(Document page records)
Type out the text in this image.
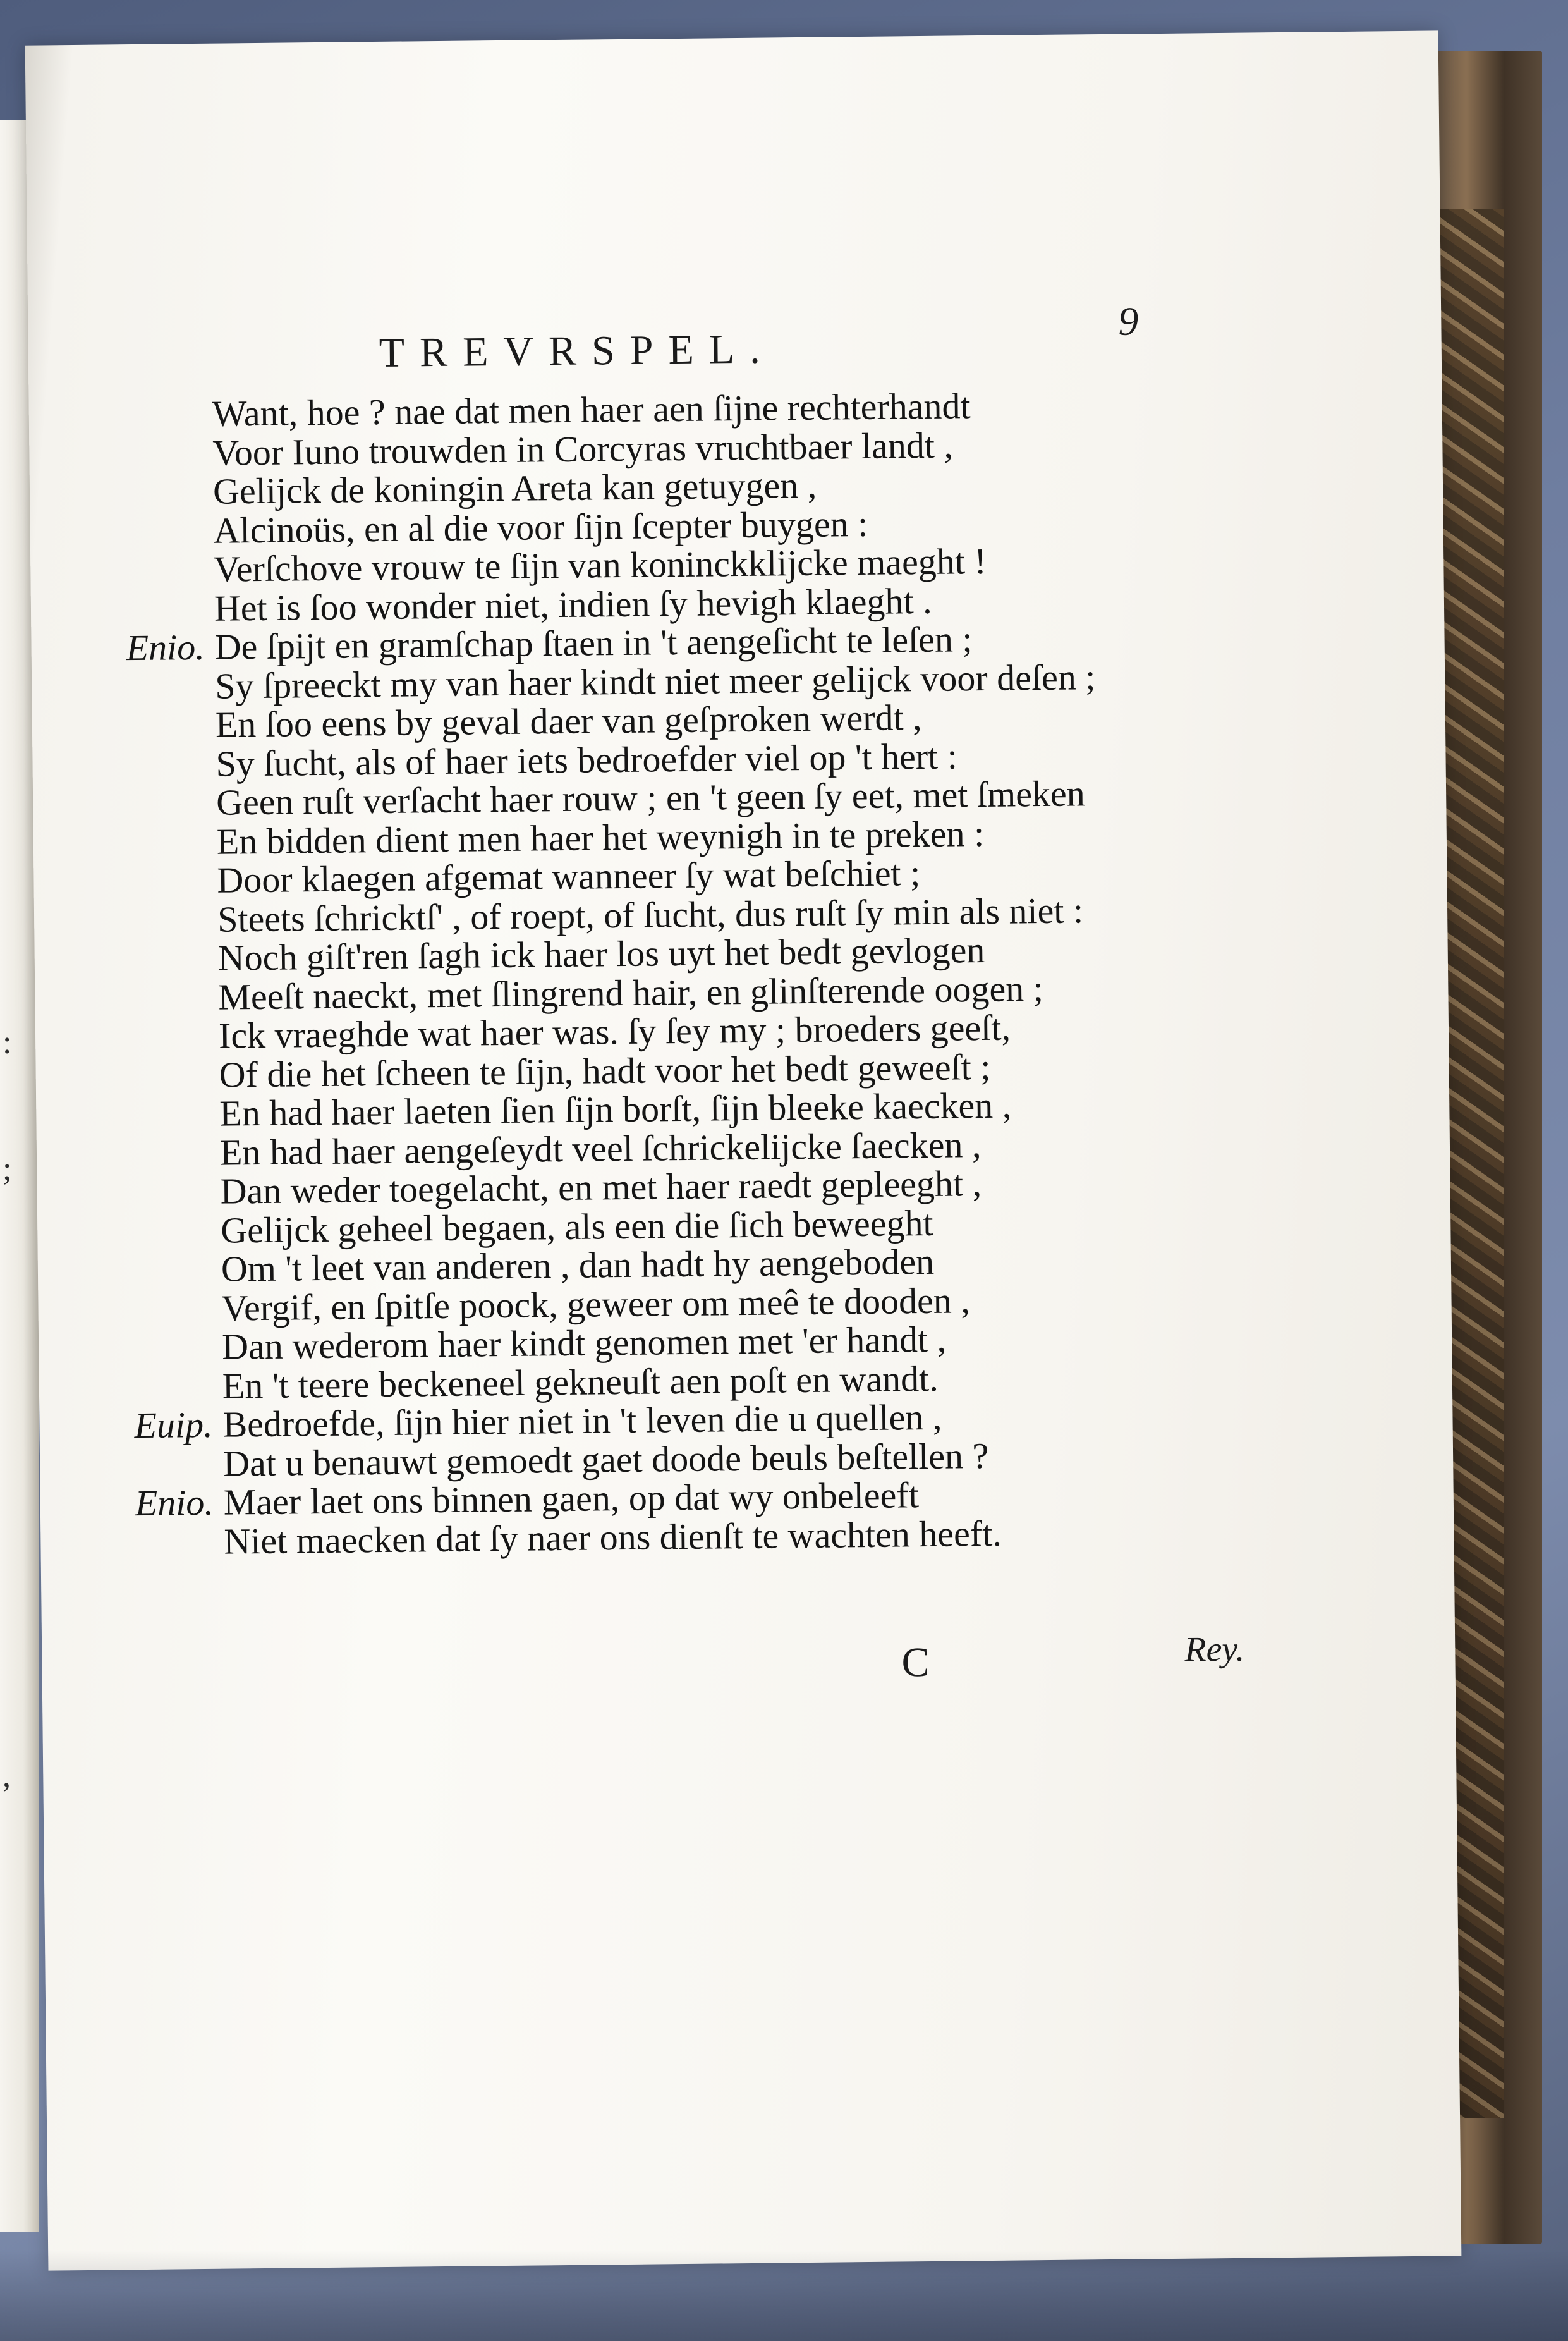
:
;
,
TREVRSPEL.
9
Want, hoe ? nae dat men haer aen ſijne rechterhandt
Voor Iuno trouwden in Corcyras vruchtbaer landt ,
Gelijck de koningin Areta kan getuygen ,
Alcinoüs, en al die voor ſijn ſcepter buygen :
Verſchove vrouw te ſijn van koninckklijcke maeght !
Het is ſoo wonder niet, indien ſy hevigh klaeght .
Enio. De ſpijt en gramſchap ſtaen in 't aengeſicht te leſen ;
Sy ſpreeckt my van haer kindt niet meer gelijck voor deſen ;
En ſoo eens by geval daer van geſproken werdt ,
Sy ſucht, als of haer iets bedroefder viel op 't hert :
Geen ruſt verſacht haer rouw ; en 't geen ſy eet, met ſmeken
En bidden dient men haer het weynigh in te preken :
Door klaegen afgemat wanneer ſy wat beſchiet ;
Steets ſchricktſ' , of roept, of ſucht, dus ruſt ſy min als niet :
Noch giſt'ren ſagh ick haer los uyt het bedt gevlogen
Meeſt naeckt, met ſlingrend hair, en glinſterende oogen ;
Ick vraeghde wat haer was. ſy ſey my ; broeders geeſt,
Of die het ſcheen te ſijn, hadt voor het bedt geweeſt ;
En had haer laeten ſien ſijn borſt, ſijn bleeke kaecken ,
En had haer aengeſeydt veel ſchrickelijcke ſaecken ,
Dan weder toegelacht, en met haer raedt gepleeght ,
Gelijck geheel begaen, als een die ſich beweeght
Om 't leet van anderen , dan hadt hy aengeboden
Vergif, en ſpitſe poock, geweer om meê te dooden ,
Dan wederom haer kindt genomen met 'er handt ,
En 't teere beckeneel gekneuſt aen poſt en wandt.
Euip. Bedroefde, ſijn hier niet in 't leven die u quellen ,
Dat u benauwt gemoedt gaet doode beuls beſtellen ?
Enio. Maer laet ons binnen gaen, op dat wy onbeleeft
Niet maecken dat ſy naer ons dienſt te wachten heeft.
C	Rey.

**TASK OBJECTIVE:**
The entries above are to be printed again word for word, with every picture removed.

**RESULT OF THE EXERCISE:**
Type out the text in this image.
:
;
,
TREVRSPEL.
9
Want, hoe ? nae dat men haer aen ſijne rechterhandt
Voor Iuno trouwden in Corcyras vruchtbaer landt ,
Gelijck de koningin Areta kan getuygen ,
Alcinoüs, en al die voor ſijn ſcepter buygen :
Verſchove vrouw te ſijn van koninckklijcke maeght !
Het is ſoo wonder niet, indien ſy hevigh klaeght .
Enio. De ſpijt en gramſchap ſtaen in 't aengeſicht te leſen ;
Sy ſpreeckt my van haer kindt niet meer gelijck voor deſen ;
En ſoo eens by geval daer van geſproken werdt ,
Sy ſucht, als of haer iets bedroefder viel op 't hert :
Geen ruſt verſacht haer rouw ; en 't geen ſy eet, met ſmeken
En bidden dient men haer het weynigh in te preken :
Door klaegen afgemat wanneer ſy wat beſchiet ;
Steets ſchricktſ' , of roept, of ſucht, dus ruſt ſy min als niet :
Noch giſt'ren ſagh ick haer los uyt het bedt gevlogen
Meeſt naeckt, met ſlingrend hair, en glinſterende oogen ;
Ick vraeghde wat haer was. ſy ſey my ; broeders geeſt,
Of die het ſcheen te ſijn, hadt voor het bedt geweeſt ;
En had haer laeten ſien ſijn borſt, ſijn bleeke kaecken ,
En had haer aengeſeydt veel ſchrickelijcke ſaecken ,
Dan weder toegelacht, en met haer raedt gepleeght ,
Gelijck geheel begaen, als een die ſich beweeght
Om 't leet van anderen , dan hadt hy aengeboden
Vergif, en ſpitſe poock, geweer om meê te dooden ,
Dan wederom haer kindt genomen met 'er handt ,
En 't teere beckeneel gekneuſt aen poſt en wandt.
Euip. Bedroefde, ſijn hier niet in 't leven die u quellen ,
Dat u benauwt gemoedt gaet doode beuls beſtellen ?
Enio. Maer laet ons binnen gaen, op dat wy onbeleeft
Niet maecken dat ſy naer ons dienſt te wachten heeft.
C	Rey.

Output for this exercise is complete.